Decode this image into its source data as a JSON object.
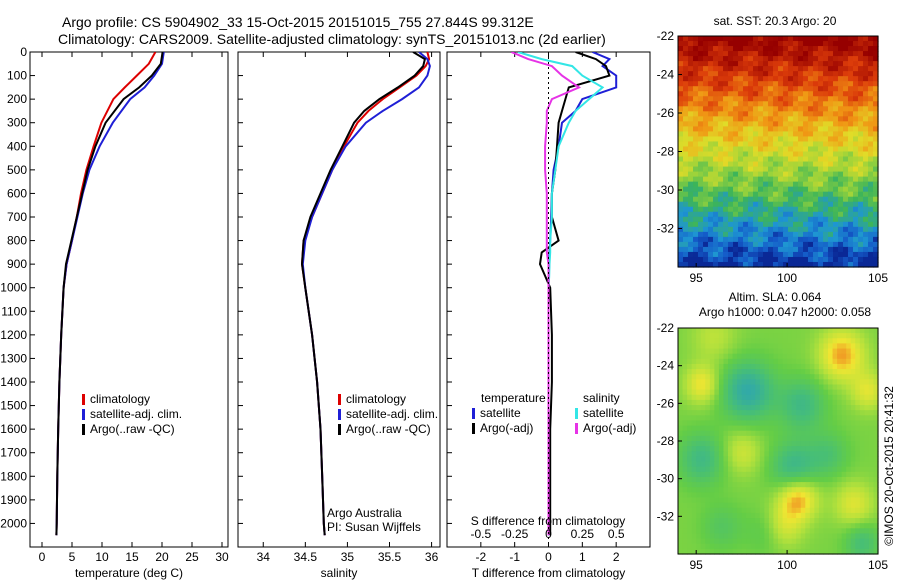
{
  "header": {
    "line1": "Argo profile: CS 5904902_33 15-Oct-2015 20151015_755 27.844S 99.312E",
    "line2": "Climatology: CARS2009. Satellite-adjusted climatology: synTS_20151013.nc (2d earlier)"
  },
  "colors": {
    "climatology": "#dd0000",
    "satellite": "#1f1fd6",
    "argo": "#000000",
    "cyan": "#33e6e6",
    "magenta": "#e633e6"
  },
  "chart_data": [
    {
      "id": "temperature-profile",
      "type": "line",
      "xlabel": "temperature (deg C)",
      "xlim": [
        -2,
        31
      ],
      "ylim": [
        0,
        2100
      ],
      "xticks": [
        0,
        5,
        10,
        15,
        20,
        25,
        30
      ],
      "yticks": [
        0,
        100,
        200,
        300,
        400,
        500,
        600,
        700,
        800,
        900,
        1000,
        1100,
        1200,
        1300,
        1400,
        1500,
        1600,
        1700,
        1800,
        1900,
        2000
      ],
      "legend": [
        "climatology",
        "satellite-adj. clim.",
        "Argo(..raw -QC)"
      ],
      "depth": [
        0,
        50,
        100,
        150,
        200,
        300,
        400,
        500,
        600,
        700,
        800,
        900,
        1000,
        1200,
        1400,
        1600,
        1800,
        2000,
        2050
      ],
      "series": [
        {
          "name": "climatology",
          "color": "#dd0000",
          "values": [
            18.9,
            17.8,
            15.8,
            13.8,
            11.9,
            9.9,
            8.6,
            7.4,
            6.5,
            5.8,
            5.0,
            4.1,
            3.6,
            3.2,
            2.9,
            2.7,
            2.55,
            2.45,
            2.4
          ]
        },
        {
          "name": "satellite-adj. clim.",
          "color": "#1f1fd6",
          "values": [
            20.3,
            20.0,
            18.7,
            17.1,
            14.7,
            11.8,
            9.6,
            7.9,
            6.8,
            5.9,
            5.0,
            4.1,
            3.6,
            3.2,
            2.9,
            2.7,
            2.55,
            2.45,
            2.4
          ]
        },
        {
          "name": "Argo(..raw -QC)",
          "color": "#000000",
          "values": [
            20.1,
            19.8,
            18.3,
            16.2,
            13.6,
            10.6,
            8.9,
            7.6,
            6.7,
            5.8,
            4.9,
            4.0,
            3.6,
            3.2,
            2.9,
            2.7,
            2.55,
            2.45,
            2.4
          ]
        }
      ]
    },
    {
      "id": "salinity-profile",
      "type": "line",
      "xlabel": "salinity",
      "xlim": [
        33.7,
        36.1
      ],
      "ylim": [
        0,
        2100
      ],
      "xticks": [
        34,
        34.5,
        35,
        35.5,
        36
      ],
      "legend": [
        "climatology",
        "satellite-adj. clim.",
        "Argo(..raw -QC)"
      ],
      "annotation": [
        "Argo Australia",
        "PI: Susan Wijffels"
      ],
      "depth": [
        0,
        30,
        60,
        100,
        150,
        200,
        250,
        300,
        400,
        500,
        600,
        700,
        800,
        900,
        1000,
        1200,
        1400,
        1600,
        1800,
        2000,
        2050
      ],
      "series": [
        {
          "name": "climatology",
          "color": "#dd0000",
          "values": [
            35.95,
            35.97,
            35.93,
            35.82,
            35.62,
            35.42,
            35.25,
            35.12,
            34.96,
            34.82,
            34.7,
            34.58,
            34.48,
            34.46,
            34.5,
            34.58,
            34.64,
            34.68,
            34.7,
            34.72,
            34.73
          ]
        },
        {
          "name": "satellite-adj. clim.",
          "color": "#1f1fd6",
          "values": [
            35.85,
            35.95,
            35.98,
            35.95,
            35.85,
            35.65,
            35.42,
            35.22,
            34.98,
            34.82,
            34.7,
            34.58,
            34.5,
            34.47,
            34.5,
            34.58,
            34.64,
            34.68,
            34.7,
            34.72,
            34.73
          ]
        },
        {
          "name": "Argo(..raw -QC)",
          "color": "#000000",
          "values": [
            35.78,
            35.92,
            35.9,
            35.8,
            35.6,
            35.38,
            35.2,
            35.08,
            34.94,
            34.8,
            34.68,
            34.56,
            34.48,
            34.46,
            34.5,
            34.58,
            34.64,
            34.68,
            34.7,
            34.72,
            34.73
          ]
        }
      ]
    },
    {
      "id": "difference-profile",
      "type": "line",
      "xlabel": "T difference from climatology",
      "xlabel_top": "S difference from climatology",
      "xlim": [
        -3,
        3
      ],
      "ylim": [
        0,
        2100
      ],
      "xticks": [
        -2,
        -1,
        0,
        1,
        2
      ],
      "xticks_top": [
        {
          "v": -2,
          "label": "-0.5"
        },
        {
          "v": -1,
          "label": "-0.25"
        },
        {
          "v": 0,
          "label": "0"
        },
        {
          "v": 1,
          "label": "0.25"
        },
        {
          "v": 2,
          "label": "0.5"
        }
      ],
      "legend_left": {
        "title": "temperature",
        "items": [
          {
            "label": "satellite",
            "color": "#1f1fd6"
          },
          {
            "label": "Argo(-adj)",
            "color": "#000000"
          }
        ]
      },
      "legend_right": {
        "title": "salinity",
        "items": [
          {
            "label": "satellite",
            "color": "#33e6e6"
          },
          {
            "label": "Argo(-adj)",
            "color": "#e633e6"
          }
        ]
      },
      "depth": [
        0,
        30,
        60,
        100,
        150,
        200,
        250,
        300,
        400,
        500,
        600,
        700,
        800,
        850,
        900,
        950,
        1000,
        1200,
        1400,
        1600,
        1800,
        2000,
        2050
      ],
      "series": [
        {
          "name": "satellite T",
          "color": "#1f1fd6",
          "values": [
            1.3,
            1.8,
            1.6,
            2.0,
            2.0,
            1.0,
            0.8,
            0.4,
            0.3,
            0.15,
            0.1,
            0.08,
            0.05,
            0.03,
            0.02,
            0.01,
            0,
            0,
            0,
            0,
            0,
            0,
            0
          ]
        },
        {
          "name": "Argo T",
          "color": "#000000",
          "values": [
            0.8,
            1.4,
            1.7,
            1.8,
            0.6,
            0.5,
            0.4,
            0.3,
            0.25,
            0.2,
            0.1,
            0.1,
            0.3,
            -0.2,
            -0.25,
            -0.1,
            0.05,
            0.1,
            0.1,
            0.05,
            0.05,
            0.05,
            0.05
          ]
        },
        {
          "name": "satellite S",
          "color": "#33e6e6",
          "values": [
            -0.9,
            -0.2,
            0.7,
            1.0,
            1.6,
            1.2,
            0.8,
            0.6,
            0.3,
            0.2,
            0.1,
            0.1,
            0.05,
            0.05,
            0.03,
            0.02,
            0,
            0,
            0,
            0,
            0,
            0,
            0
          ]
        },
        {
          "name": "Argo S",
          "color": "#e633e6",
          "values": [
            -1.1,
            -0.6,
            0.1,
            0.4,
            0.9,
            0.1,
            -0.05,
            -0.05,
            -0.1,
            -0.1,
            -0.05,
            -0.05,
            -0.05,
            -0.05,
            0,
            0,
            0,
            0,
            0,
            0,
            0,
            0,
            0
          ]
        }
      ]
    },
    {
      "id": "sst-map",
      "type": "heatmap",
      "title": "sat. SST: 20.3 Argo: 20",
      "xlim": [
        94,
        105
      ],
      "ylim": [
        -34,
        -22
      ],
      "xticks": [
        95,
        100,
        105
      ],
      "yticks": [
        -22,
        -24,
        -26,
        -28,
        -30,
        -32
      ]
    },
    {
      "id": "sla-map",
      "type": "heatmap",
      "title_line1": "Altim. SLA: 0.064",
      "title_line2": "Argo h1000: 0.047 h2000: 0.058",
      "xlim": [
        94,
        105
      ],
      "ylim": [
        -34,
        -22
      ],
      "xticks": [
        95,
        100,
        105
      ],
      "yticks": [
        -22,
        -24,
        -26,
        -28,
        -30,
        -32
      ],
      "side_label": "©IMOS 20-Oct-2015 20:41:32"
    }
  ]
}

......

List all lines above in which the string "difference" appears.

- [Expected output]
      "id": "difference-profile",
      "xlabel": "T difference from climatology",
      "xlabel_top": "S difference from climatology",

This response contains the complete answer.